━━━ Records for this exercise

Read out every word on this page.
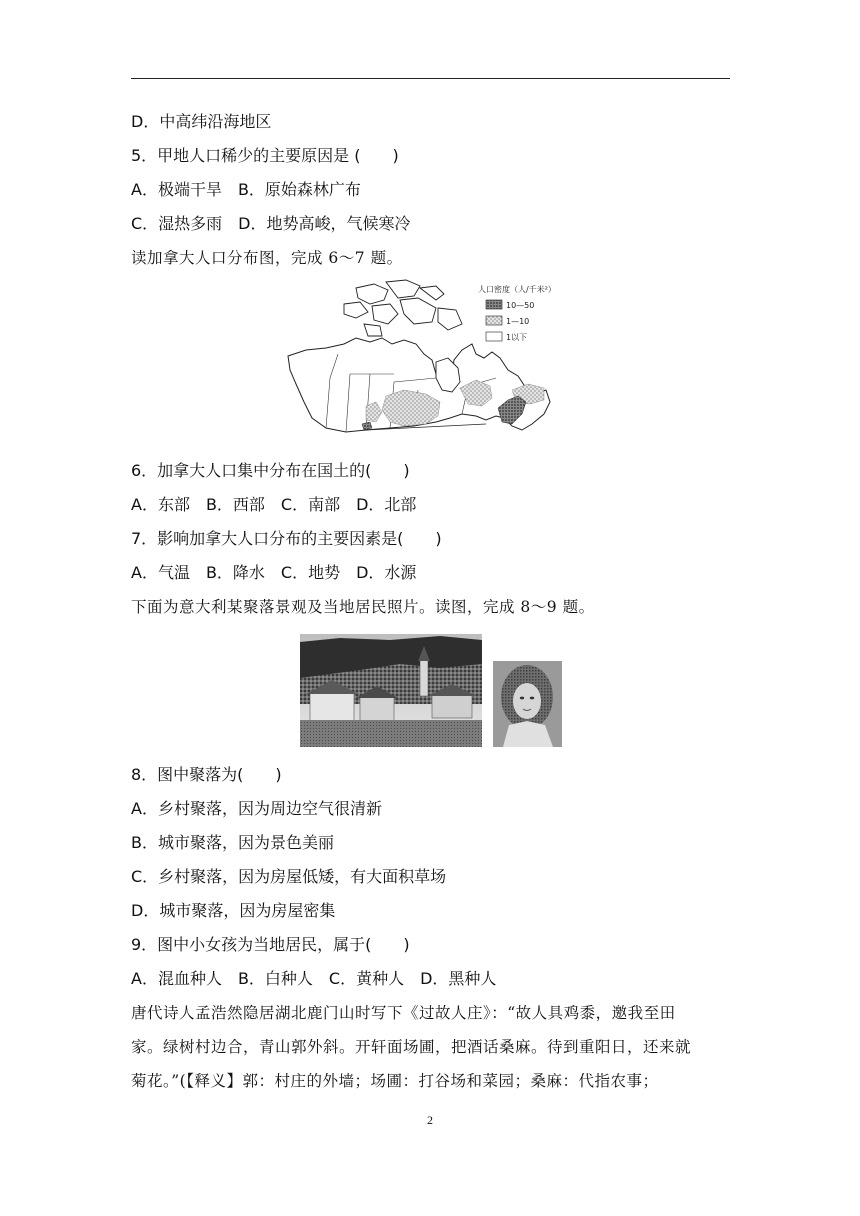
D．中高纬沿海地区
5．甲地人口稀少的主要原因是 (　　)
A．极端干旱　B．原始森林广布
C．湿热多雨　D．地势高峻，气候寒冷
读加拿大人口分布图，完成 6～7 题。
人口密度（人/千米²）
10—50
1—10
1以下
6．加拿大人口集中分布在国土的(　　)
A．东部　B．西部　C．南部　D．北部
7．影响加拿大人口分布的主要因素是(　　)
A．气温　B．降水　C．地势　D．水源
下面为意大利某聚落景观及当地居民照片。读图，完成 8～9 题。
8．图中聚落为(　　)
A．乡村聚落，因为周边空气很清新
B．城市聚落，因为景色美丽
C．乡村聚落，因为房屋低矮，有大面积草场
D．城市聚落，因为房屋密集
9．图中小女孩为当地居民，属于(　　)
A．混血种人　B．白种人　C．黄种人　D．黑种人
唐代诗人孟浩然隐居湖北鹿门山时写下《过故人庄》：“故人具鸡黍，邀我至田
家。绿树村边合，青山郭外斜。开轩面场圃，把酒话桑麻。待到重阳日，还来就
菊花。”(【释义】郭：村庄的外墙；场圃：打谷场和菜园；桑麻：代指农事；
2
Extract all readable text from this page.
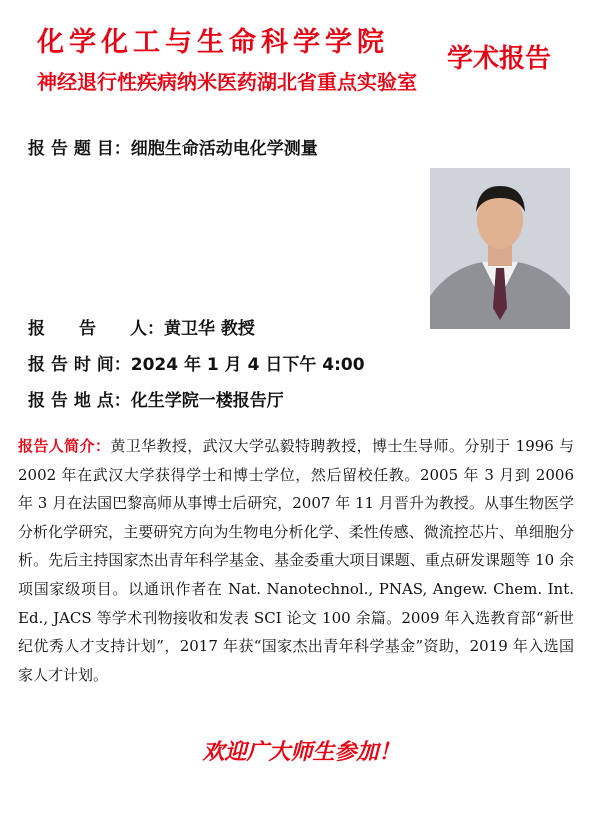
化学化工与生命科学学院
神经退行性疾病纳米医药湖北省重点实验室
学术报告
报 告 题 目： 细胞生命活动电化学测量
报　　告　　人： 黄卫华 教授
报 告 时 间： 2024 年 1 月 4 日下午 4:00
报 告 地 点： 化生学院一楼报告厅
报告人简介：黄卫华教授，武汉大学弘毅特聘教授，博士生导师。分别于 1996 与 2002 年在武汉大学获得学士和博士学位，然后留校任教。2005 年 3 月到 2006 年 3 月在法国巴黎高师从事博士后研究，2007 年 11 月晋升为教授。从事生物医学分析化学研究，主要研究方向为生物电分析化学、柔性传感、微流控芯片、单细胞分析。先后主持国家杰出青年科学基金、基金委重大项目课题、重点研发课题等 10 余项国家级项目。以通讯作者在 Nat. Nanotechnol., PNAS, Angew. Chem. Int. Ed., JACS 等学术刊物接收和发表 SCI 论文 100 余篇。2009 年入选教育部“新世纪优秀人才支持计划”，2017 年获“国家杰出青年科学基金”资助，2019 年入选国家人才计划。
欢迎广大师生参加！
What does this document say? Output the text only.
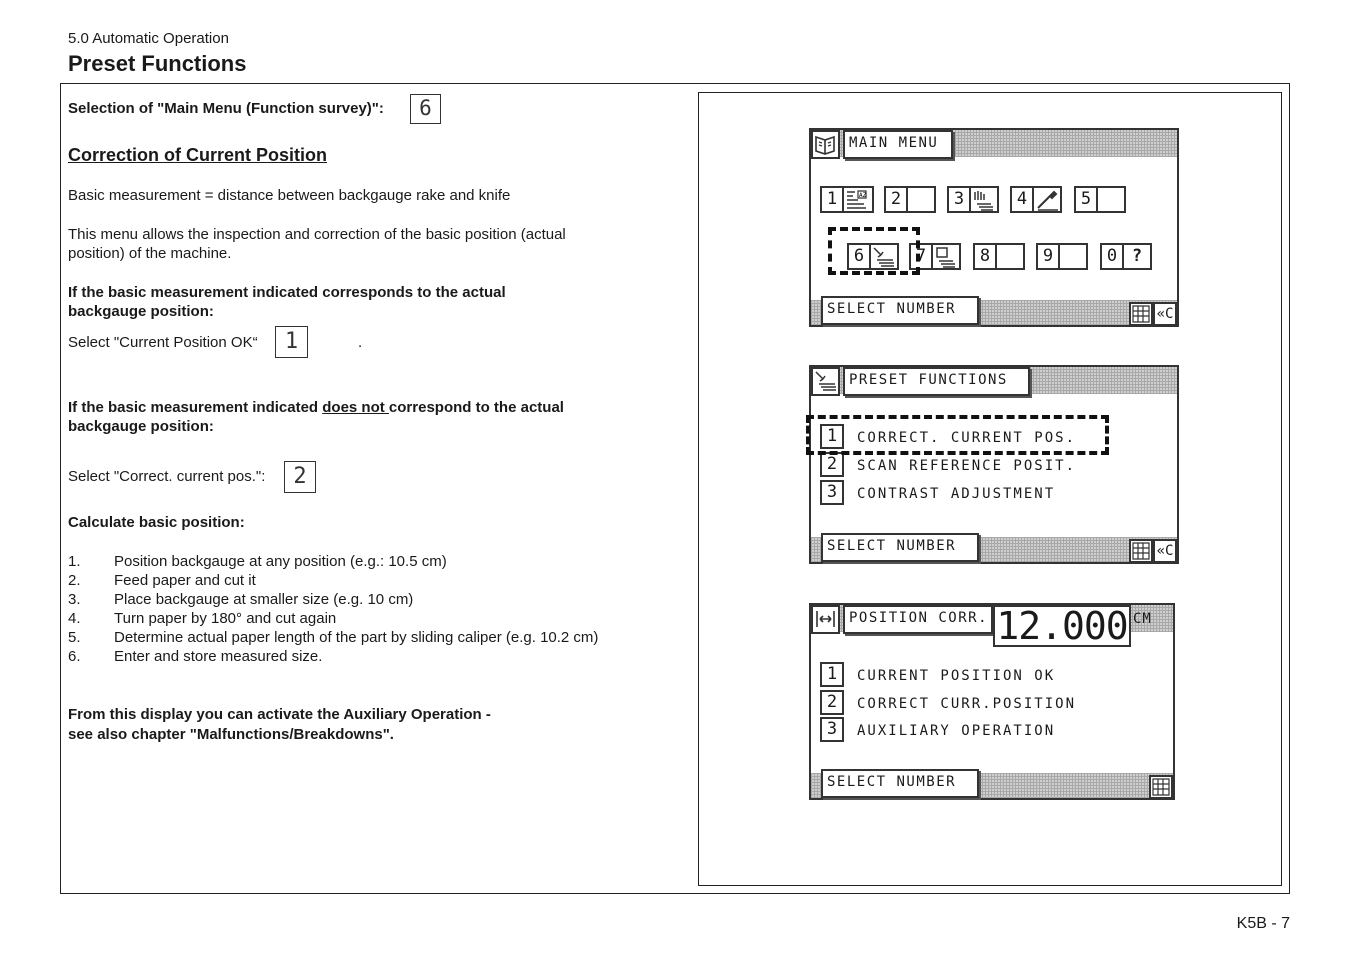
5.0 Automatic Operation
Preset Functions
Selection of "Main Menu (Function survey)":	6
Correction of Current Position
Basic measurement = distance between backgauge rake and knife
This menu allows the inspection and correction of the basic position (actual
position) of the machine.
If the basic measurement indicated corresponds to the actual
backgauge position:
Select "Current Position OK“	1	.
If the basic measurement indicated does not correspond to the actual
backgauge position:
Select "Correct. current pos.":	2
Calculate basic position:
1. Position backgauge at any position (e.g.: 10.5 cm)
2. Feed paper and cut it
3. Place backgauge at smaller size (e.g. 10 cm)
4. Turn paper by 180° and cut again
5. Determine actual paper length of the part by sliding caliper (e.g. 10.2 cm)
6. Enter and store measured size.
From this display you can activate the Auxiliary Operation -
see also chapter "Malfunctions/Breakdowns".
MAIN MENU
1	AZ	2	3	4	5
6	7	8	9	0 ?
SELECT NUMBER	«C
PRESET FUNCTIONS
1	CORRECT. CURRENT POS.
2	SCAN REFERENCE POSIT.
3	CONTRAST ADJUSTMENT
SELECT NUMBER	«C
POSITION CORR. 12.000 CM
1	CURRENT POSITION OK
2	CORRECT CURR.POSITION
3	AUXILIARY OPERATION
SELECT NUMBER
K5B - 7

━━━━━━

Pull every line containing "page" out of the records.

Read out every word on this page.
Extract all readable text from this page.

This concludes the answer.